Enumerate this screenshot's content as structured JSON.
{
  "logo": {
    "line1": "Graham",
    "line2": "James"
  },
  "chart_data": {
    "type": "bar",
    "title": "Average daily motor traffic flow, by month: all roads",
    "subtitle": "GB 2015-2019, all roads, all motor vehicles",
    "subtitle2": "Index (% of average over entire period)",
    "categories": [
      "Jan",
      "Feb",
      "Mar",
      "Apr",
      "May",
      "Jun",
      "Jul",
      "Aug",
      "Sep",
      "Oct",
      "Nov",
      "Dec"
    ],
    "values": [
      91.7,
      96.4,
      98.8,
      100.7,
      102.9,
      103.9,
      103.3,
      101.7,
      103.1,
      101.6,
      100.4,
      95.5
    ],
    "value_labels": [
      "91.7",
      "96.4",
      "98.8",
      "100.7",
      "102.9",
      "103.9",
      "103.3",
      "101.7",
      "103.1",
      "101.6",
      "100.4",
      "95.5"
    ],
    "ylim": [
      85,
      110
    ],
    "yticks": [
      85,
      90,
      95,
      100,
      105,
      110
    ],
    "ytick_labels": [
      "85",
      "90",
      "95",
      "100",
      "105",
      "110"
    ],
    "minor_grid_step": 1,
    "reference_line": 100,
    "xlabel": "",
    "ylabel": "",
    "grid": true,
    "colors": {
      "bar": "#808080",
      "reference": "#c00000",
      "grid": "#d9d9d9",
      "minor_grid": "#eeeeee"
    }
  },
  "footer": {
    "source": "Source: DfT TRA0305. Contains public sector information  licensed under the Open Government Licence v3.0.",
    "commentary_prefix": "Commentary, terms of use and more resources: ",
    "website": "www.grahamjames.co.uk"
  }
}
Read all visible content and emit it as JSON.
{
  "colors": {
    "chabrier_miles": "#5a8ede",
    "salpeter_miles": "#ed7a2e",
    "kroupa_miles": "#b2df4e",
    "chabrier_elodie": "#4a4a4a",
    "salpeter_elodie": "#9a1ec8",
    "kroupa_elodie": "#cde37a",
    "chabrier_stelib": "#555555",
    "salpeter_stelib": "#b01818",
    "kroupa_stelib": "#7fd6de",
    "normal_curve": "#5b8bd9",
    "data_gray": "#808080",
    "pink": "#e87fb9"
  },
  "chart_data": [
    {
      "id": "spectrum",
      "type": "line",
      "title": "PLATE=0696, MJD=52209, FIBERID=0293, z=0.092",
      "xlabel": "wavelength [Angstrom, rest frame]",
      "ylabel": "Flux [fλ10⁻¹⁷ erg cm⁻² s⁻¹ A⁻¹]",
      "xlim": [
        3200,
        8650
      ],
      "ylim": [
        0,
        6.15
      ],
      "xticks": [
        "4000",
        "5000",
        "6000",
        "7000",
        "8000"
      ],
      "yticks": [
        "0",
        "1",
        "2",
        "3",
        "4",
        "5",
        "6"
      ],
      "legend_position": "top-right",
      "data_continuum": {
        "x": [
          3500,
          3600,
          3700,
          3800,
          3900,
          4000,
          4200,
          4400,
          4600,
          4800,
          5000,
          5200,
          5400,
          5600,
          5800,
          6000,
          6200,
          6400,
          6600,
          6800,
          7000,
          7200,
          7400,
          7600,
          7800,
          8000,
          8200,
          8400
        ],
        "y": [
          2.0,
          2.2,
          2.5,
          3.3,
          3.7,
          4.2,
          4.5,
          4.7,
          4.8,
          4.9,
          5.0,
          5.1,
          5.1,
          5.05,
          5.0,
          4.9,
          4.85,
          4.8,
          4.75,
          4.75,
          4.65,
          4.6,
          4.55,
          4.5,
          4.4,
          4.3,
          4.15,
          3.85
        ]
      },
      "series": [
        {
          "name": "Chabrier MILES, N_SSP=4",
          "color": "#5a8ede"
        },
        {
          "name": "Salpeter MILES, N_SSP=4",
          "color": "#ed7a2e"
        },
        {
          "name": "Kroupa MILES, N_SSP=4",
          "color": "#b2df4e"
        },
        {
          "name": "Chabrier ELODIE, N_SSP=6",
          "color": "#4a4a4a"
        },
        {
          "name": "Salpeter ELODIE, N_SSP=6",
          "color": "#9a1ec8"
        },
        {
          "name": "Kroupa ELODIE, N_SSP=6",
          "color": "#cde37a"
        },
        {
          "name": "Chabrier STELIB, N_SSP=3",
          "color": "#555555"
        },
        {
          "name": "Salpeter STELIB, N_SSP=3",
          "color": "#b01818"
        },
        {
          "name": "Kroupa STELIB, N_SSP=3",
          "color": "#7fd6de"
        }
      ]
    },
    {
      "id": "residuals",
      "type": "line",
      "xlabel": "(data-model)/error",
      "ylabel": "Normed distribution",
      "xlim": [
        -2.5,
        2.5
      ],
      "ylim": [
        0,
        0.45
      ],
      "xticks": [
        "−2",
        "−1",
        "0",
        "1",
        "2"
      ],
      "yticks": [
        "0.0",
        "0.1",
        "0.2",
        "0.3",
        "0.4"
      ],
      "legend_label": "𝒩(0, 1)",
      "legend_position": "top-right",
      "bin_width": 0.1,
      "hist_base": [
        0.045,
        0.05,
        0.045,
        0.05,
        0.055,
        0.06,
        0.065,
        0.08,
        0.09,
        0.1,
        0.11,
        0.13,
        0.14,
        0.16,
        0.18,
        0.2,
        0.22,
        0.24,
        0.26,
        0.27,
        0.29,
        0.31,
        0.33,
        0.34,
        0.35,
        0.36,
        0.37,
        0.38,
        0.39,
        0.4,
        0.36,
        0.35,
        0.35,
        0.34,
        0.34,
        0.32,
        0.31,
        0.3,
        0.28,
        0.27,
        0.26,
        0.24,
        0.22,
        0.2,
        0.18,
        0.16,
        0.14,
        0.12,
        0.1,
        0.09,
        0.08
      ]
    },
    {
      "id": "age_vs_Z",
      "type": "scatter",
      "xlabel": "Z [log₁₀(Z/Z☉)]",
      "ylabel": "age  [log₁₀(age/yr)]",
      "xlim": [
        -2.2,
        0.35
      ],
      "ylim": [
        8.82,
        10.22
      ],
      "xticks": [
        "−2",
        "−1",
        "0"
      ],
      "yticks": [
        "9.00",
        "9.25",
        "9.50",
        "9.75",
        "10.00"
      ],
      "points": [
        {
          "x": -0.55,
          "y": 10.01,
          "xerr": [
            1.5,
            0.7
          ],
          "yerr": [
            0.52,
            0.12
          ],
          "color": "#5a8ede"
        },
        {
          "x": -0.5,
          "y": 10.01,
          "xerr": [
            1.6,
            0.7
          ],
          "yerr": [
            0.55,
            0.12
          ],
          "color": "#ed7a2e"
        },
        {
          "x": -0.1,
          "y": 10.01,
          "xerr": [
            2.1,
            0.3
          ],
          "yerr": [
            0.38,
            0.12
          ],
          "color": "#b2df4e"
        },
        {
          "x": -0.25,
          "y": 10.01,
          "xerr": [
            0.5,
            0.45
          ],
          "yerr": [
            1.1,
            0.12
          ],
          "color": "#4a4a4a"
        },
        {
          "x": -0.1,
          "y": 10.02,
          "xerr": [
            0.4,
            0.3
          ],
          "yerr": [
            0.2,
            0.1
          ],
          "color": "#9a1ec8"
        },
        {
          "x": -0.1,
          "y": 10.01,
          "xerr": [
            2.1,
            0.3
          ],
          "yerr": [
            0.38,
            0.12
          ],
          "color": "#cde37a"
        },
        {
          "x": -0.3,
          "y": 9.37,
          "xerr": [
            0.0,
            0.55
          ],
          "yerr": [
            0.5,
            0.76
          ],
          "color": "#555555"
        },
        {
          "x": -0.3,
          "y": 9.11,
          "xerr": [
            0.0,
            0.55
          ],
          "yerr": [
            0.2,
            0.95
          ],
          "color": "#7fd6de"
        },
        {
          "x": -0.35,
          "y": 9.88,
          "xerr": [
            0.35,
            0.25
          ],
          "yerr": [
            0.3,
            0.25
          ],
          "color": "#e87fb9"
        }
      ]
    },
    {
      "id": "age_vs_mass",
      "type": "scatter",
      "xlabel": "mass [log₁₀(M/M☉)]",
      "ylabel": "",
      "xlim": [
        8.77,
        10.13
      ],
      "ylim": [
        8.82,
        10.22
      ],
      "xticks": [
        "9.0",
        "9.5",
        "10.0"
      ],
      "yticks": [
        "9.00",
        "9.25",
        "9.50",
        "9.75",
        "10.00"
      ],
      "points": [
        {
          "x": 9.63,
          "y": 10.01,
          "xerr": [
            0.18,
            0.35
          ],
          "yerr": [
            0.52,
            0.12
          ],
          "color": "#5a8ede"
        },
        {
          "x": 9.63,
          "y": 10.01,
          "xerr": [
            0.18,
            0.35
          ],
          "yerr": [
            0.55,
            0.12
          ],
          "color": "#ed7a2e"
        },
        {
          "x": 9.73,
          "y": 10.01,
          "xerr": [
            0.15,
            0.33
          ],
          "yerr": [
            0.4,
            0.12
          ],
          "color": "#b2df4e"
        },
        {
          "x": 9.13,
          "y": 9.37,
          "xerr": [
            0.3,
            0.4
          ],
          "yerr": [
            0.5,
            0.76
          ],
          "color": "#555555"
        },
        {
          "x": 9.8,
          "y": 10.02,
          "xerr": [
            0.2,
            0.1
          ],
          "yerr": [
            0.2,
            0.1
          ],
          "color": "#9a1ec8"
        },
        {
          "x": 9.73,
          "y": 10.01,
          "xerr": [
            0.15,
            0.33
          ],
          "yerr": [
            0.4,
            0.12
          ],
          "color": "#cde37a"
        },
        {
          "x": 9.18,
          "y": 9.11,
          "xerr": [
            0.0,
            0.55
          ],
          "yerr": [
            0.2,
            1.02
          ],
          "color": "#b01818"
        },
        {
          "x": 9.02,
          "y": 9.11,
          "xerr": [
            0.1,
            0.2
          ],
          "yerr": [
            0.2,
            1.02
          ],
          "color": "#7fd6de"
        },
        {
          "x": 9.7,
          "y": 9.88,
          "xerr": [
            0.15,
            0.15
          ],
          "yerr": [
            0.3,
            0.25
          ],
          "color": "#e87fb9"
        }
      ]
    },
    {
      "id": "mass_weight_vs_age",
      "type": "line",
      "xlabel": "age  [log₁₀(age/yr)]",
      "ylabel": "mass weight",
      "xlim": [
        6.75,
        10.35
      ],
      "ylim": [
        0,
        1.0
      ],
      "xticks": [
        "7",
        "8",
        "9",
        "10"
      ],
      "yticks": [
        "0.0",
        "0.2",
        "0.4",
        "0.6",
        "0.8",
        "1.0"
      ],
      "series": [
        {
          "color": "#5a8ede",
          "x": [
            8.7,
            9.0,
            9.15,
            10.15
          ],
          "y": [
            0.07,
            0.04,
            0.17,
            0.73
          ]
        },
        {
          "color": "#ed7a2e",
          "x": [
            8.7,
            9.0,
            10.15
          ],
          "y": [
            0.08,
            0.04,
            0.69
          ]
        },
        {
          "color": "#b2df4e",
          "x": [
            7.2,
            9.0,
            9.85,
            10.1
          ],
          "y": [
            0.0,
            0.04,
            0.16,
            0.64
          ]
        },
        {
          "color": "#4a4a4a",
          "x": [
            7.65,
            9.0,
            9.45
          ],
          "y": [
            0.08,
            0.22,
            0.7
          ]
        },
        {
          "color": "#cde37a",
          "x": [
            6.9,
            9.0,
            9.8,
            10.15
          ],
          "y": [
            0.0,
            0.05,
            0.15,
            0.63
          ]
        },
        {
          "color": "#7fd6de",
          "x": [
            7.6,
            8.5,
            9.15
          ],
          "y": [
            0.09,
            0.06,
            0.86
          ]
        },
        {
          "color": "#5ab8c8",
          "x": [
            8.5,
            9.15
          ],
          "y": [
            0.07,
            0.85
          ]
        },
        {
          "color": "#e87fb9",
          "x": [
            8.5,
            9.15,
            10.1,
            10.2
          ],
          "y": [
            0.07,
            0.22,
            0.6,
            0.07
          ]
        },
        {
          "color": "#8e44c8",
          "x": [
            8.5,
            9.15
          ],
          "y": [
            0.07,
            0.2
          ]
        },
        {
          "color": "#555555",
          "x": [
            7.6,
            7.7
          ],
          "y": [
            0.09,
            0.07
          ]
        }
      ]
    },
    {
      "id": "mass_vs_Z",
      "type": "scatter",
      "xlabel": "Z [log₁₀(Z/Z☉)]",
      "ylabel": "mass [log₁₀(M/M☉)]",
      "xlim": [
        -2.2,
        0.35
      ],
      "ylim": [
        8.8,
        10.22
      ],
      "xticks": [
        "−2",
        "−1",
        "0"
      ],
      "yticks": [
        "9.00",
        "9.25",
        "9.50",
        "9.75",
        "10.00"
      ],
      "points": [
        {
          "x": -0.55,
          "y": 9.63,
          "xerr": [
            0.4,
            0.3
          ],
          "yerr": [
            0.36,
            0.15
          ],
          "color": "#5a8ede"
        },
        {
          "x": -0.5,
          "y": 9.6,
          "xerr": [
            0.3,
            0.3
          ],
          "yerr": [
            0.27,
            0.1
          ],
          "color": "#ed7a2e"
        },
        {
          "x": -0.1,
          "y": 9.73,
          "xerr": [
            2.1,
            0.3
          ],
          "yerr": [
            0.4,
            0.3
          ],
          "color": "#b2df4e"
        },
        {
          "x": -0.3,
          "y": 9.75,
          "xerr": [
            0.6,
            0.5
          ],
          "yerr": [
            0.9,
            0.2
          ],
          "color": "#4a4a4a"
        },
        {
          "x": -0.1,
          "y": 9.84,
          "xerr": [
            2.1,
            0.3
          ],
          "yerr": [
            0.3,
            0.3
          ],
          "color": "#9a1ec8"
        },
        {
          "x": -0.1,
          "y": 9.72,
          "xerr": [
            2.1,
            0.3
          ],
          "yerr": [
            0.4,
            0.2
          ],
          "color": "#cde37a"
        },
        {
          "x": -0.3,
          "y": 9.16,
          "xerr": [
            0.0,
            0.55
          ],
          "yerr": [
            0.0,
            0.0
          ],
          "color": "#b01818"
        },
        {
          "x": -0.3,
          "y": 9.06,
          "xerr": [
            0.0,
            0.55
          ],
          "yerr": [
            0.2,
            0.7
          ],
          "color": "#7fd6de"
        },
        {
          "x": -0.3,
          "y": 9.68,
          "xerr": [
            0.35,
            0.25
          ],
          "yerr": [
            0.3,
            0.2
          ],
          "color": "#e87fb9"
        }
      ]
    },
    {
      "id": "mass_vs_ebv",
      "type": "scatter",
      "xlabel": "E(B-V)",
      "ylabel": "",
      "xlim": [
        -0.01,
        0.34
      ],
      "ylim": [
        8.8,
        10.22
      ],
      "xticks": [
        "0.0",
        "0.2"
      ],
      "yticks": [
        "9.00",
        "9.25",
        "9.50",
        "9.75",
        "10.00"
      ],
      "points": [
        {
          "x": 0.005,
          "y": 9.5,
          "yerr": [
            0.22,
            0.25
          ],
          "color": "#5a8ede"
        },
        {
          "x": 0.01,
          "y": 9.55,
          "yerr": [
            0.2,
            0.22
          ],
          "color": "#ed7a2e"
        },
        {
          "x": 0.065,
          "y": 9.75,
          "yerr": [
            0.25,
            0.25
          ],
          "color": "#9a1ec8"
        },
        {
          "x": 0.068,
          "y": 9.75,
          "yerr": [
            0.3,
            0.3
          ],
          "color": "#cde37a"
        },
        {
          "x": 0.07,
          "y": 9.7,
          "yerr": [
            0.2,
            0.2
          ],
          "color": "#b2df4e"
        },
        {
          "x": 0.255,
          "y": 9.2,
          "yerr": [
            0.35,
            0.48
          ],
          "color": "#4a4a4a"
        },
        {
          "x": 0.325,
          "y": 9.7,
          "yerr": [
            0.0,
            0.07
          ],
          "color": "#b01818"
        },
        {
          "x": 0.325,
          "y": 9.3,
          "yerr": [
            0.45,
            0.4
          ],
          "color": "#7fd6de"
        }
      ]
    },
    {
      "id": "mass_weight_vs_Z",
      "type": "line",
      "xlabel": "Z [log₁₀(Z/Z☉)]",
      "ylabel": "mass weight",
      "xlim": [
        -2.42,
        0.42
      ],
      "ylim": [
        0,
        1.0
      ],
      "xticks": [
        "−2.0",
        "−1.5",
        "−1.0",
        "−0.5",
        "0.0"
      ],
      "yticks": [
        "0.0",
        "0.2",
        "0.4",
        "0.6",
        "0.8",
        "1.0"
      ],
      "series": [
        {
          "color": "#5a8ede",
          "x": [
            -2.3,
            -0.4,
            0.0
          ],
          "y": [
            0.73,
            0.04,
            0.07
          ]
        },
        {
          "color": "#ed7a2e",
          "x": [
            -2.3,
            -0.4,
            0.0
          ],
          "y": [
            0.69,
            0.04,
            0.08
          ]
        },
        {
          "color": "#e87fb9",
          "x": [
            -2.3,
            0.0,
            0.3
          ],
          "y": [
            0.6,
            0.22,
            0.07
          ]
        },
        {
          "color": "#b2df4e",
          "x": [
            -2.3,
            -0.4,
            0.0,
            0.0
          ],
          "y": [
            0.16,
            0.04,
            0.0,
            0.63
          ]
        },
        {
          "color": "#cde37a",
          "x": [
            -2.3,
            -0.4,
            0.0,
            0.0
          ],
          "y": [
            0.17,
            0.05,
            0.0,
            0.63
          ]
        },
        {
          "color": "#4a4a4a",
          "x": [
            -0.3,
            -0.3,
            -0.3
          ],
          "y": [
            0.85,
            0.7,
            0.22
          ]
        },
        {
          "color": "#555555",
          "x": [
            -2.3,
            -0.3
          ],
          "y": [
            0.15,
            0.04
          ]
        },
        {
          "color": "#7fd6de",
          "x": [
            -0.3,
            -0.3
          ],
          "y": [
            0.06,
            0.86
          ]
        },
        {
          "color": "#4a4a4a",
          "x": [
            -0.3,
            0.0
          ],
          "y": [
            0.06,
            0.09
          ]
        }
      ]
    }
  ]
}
==================================================
JOB
Looking at the entries above, how many lines contain the word "JSON"? Answer with the number alone.

RESPONSE TO THE EXERCISE
2